→ **What to do**
Repeat every line of the listing below verbatim, in the same order.

Spatial annotation listing

◆ ◆ ◆ ◆ ◆

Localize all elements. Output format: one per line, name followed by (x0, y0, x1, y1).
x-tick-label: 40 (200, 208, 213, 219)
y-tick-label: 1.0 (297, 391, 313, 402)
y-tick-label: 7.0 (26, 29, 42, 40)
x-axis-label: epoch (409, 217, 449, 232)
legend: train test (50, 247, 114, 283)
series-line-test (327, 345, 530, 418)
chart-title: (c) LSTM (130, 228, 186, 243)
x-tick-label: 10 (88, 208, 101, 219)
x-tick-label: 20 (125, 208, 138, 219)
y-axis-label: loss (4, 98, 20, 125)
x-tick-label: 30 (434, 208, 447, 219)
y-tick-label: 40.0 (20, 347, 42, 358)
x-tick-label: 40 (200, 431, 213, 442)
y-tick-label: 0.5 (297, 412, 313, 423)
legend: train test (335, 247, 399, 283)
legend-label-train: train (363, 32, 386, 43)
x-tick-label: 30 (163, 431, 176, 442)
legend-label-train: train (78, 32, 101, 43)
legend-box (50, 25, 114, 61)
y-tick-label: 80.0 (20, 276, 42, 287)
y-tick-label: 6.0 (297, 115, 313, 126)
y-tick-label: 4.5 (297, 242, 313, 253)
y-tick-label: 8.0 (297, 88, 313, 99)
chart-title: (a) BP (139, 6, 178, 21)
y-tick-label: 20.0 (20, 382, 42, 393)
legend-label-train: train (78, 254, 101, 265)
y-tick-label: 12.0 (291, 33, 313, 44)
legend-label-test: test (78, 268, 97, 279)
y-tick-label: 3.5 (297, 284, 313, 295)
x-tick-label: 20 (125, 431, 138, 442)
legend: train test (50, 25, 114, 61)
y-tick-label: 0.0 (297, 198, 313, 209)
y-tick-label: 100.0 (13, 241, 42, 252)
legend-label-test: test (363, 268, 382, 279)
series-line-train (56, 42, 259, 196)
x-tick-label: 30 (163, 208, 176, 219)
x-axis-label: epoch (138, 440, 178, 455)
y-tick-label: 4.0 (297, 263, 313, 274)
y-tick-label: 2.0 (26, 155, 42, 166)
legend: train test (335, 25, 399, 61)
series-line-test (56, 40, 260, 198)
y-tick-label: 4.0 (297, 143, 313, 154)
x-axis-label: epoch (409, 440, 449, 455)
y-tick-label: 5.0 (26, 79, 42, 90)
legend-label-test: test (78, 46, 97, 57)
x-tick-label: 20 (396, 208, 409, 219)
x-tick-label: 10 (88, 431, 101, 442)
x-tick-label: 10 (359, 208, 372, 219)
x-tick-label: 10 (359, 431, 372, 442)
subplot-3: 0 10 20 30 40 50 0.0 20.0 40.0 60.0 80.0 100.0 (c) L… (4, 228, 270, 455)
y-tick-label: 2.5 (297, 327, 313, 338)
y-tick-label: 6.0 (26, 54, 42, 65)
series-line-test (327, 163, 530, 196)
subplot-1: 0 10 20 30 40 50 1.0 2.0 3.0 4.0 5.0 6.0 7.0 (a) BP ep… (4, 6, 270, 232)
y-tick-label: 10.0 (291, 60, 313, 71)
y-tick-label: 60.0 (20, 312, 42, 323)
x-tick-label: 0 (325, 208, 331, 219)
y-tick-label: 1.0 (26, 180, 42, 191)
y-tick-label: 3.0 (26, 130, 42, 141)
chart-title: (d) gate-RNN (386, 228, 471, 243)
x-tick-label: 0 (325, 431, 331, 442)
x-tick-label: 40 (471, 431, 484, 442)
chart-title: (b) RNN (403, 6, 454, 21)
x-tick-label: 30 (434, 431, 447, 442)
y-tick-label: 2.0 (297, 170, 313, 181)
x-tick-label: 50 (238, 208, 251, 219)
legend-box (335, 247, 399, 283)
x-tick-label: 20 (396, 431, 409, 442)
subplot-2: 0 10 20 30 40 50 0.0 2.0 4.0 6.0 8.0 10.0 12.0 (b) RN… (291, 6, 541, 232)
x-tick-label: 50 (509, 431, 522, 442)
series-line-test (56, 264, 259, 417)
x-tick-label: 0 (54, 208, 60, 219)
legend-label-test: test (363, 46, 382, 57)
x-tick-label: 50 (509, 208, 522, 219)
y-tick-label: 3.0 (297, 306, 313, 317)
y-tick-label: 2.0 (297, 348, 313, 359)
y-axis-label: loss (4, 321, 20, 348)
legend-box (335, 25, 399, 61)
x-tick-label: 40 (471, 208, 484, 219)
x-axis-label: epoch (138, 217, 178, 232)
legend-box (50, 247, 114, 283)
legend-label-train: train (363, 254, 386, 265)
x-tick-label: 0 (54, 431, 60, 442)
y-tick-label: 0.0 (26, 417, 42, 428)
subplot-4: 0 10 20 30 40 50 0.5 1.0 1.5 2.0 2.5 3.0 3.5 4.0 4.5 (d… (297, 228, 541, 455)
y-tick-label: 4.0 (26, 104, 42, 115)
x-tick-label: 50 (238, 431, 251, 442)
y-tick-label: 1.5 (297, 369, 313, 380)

◆ ◆ ◆ ◆ ◆

→ **Answer to this problem**
Localize all elements. Output format: one per line, name followed by (x0, y0, x1, y1).
x-tick-label: 40 (200, 208, 213, 219)
y-tick-label: 1.0 (297, 391, 313, 402)
y-tick-label: 7.0 (26, 29, 42, 40)
x-axis-label: epoch (409, 217, 449, 232)
legend: train test (50, 247, 114, 283)
series-line-test (327, 345, 530, 418)
chart-title: (c) LSTM (130, 228, 186, 243)
x-tick-label: 10 (88, 208, 101, 219)
x-tick-label: 20 (125, 208, 138, 219)
y-axis-label: loss (4, 98, 20, 125)
x-tick-label: 30 (434, 208, 447, 219)
y-tick-label: 40.0 (20, 347, 42, 358)
x-tick-label: 40 (200, 431, 213, 442)
y-tick-label: 0.5 (297, 412, 313, 423)
legend: train test (335, 247, 399, 283)
legend-label-train: train (363, 32, 386, 43)
x-tick-label: 30 (163, 431, 176, 442)
legend-label-train: train (78, 32, 101, 43)
legend-box (50, 25, 114, 61)
y-tick-label: 80.0 (20, 276, 42, 287)
y-tick-label: 6.0 (297, 115, 313, 126)
y-tick-label: 4.5 (297, 242, 313, 253)
y-tick-label: 8.0 (297, 88, 313, 99)
chart-title: (a) BP (139, 6, 178, 21)
y-tick-label: 20.0 (20, 382, 42, 393)
legend-label-train: train (78, 254, 101, 265)
y-tick-label: 12.0 (291, 33, 313, 44)
legend-label-test: test (78, 268, 97, 279)
y-tick-label: 3.5 (297, 284, 313, 295)
x-tick-label: 20 (125, 431, 138, 442)
legend: train test (50, 25, 114, 61)
y-tick-label: 0.0 (297, 198, 313, 209)
y-tick-label: 100.0 (13, 241, 42, 252)
legend-label-test: test (363, 268, 382, 279)
series-line-train (56, 42, 259, 196)
x-tick-label: 30 (163, 208, 176, 219)
x-axis-label: epoch (138, 440, 178, 455)
y-tick-label: 4.0 (297, 263, 313, 274)
y-tick-label: 2.0 (26, 155, 42, 166)
legend: train test (335, 25, 399, 61)
series-line-test (56, 40, 260, 198)
y-tick-label: 4.0 (297, 143, 313, 154)
x-axis-label: epoch (409, 440, 449, 455)
y-tick-label: 5.0 (26, 79, 42, 90)
legend-label-test: test (78, 46, 97, 57)
x-tick-label: 20 (396, 208, 409, 219)
x-tick-label: 10 (88, 431, 101, 442)
x-tick-label: 10 (359, 208, 372, 219)
x-tick-label: 10 (359, 431, 372, 442)
subplot-3: 0 10 20 30 40 50 0.0 20.0 40.0 60.0 80.0 100.0 (c) L… (4, 228, 270, 455)
y-tick-label: 2.5 (297, 327, 313, 338)
y-tick-label: 6.0 (26, 54, 42, 65)
series-line-test (327, 163, 530, 196)
subplot-1: 0 10 20 30 40 50 1.0 2.0 3.0 4.0 5.0 6.0 7.0 (a) BP ep… (4, 6, 270, 232)
y-tick-label: 10.0 (291, 60, 313, 71)
y-tick-label: 60.0 (20, 312, 42, 323)
x-tick-label: 0 (325, 208, 331, 219)
y-tick-label: 1.0 (26, 180, 42, 191)
y-tick-label: 3.0 (26, 130, 42, 141)
chart-title: (d) gate-RNN (386, 228, 471, 243)
x-tick-label: 0 (325, 431, 331, 442)
x-tick-label: 40 (471, 431, 484, 442)
chart-title: (b) RNN (403, 6, 454, 21)
x-tick-label: 30 (434, 431, 447, 442)
y-tick-label: 2.0 (297, 170, 313, 181)
x-tick-label: 50 (238, 208, 251, 219)
legend-box (335, 247, 399, 283)
x-tick-label: 20 (396, 431, 409, 442)
subplot-2: 0 10 20 30 40 50 0.0 2.0 4.0 6.0 8.0 10.0 12.0 (b) RN… (291, 6, 541, 232)
x-tick-label: 50 (509, 431, 522, 442)
series-line-test (56, 264, 259, 417)
x-tick-label: 0 (54, 208, 60, 219)
legend-label-test: test (363, 46, 382, 57)
x-tick-label: 50 (509, 208, 522, 219)
y-tick-label: 3.0 (297, 306, 313, 317)
y-tick-label: 2.0 (297, 348, 313, 359)
y-axis-label: loss (4, 321, 20, 348)
legend-box (335, 25, 399, 61)
x-tick-label: 40 (471, 208, 484, 219)
x-axis-label: epoch (138, 217, 178, 232)
legend-box (50, 247, 114, 283)
legend-label-train: train (363, 254, 386, 265)
x-tick-label: 0 (54, 431, 60, 442)
y-tick-label: 0.0 (26, 417, 42, 428)
subplot-4: 0 10 20 30 40 50 0.5 1.0 1.5 2.0 2.5 3.0 3.5 4.0 4.5 (d… (297, 228, 541, 455)
y-tick-label: 4.0 (26, 104, 42, 115)
x-tick-label: 50 (238, 431, 251, 442)
y-tick-label: 1.5 (297, 369, 313, 380)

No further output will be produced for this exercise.